------ The data

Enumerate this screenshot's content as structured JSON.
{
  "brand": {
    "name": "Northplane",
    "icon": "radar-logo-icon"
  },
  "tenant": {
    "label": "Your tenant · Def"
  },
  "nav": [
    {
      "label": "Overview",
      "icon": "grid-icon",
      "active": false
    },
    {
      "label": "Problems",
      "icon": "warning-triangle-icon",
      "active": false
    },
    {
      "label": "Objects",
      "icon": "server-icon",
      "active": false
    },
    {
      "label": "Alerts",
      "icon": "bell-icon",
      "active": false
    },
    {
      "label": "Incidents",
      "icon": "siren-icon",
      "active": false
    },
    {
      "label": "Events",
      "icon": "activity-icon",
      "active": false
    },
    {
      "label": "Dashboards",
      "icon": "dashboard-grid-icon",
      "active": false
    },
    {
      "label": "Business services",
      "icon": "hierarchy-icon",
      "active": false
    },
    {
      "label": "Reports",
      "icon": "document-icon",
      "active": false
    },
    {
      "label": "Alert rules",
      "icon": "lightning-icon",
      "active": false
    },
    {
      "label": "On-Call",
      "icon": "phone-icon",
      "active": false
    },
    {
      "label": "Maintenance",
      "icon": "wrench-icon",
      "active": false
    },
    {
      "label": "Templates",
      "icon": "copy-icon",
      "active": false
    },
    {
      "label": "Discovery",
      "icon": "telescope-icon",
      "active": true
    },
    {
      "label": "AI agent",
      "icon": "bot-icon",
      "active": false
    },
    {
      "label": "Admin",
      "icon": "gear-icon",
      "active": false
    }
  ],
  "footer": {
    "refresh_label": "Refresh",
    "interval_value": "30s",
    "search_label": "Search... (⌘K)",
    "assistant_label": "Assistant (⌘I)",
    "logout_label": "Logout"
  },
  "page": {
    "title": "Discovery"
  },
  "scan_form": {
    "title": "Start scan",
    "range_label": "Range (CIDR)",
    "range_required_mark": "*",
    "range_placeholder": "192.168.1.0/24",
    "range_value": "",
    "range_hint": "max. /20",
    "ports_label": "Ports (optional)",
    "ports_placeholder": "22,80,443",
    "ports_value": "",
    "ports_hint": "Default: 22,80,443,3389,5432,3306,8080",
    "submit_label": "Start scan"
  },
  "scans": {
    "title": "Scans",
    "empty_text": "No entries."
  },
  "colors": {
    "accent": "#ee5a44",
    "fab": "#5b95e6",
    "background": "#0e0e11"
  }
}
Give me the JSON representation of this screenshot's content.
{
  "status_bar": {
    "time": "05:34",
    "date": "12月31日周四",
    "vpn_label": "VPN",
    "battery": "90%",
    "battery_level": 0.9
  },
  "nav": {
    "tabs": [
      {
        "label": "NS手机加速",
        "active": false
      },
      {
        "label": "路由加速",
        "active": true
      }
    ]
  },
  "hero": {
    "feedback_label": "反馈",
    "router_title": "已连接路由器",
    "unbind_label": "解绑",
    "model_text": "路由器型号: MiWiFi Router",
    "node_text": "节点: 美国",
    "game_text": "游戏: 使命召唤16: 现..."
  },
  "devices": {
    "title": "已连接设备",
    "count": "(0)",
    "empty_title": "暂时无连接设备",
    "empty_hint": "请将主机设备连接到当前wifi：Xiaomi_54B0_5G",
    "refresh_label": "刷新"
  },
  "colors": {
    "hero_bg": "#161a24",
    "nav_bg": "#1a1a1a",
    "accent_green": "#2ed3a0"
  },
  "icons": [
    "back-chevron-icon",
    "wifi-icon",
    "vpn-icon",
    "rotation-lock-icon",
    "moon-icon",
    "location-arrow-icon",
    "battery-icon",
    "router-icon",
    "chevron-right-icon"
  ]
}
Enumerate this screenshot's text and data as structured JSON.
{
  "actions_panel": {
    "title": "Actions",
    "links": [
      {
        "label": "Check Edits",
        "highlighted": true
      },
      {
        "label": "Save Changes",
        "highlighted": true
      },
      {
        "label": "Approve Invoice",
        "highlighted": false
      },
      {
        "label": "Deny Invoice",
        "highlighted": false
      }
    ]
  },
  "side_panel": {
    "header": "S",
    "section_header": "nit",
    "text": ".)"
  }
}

------------

How many lines of these entries hold the string "grid"? Answer with the number alone.

2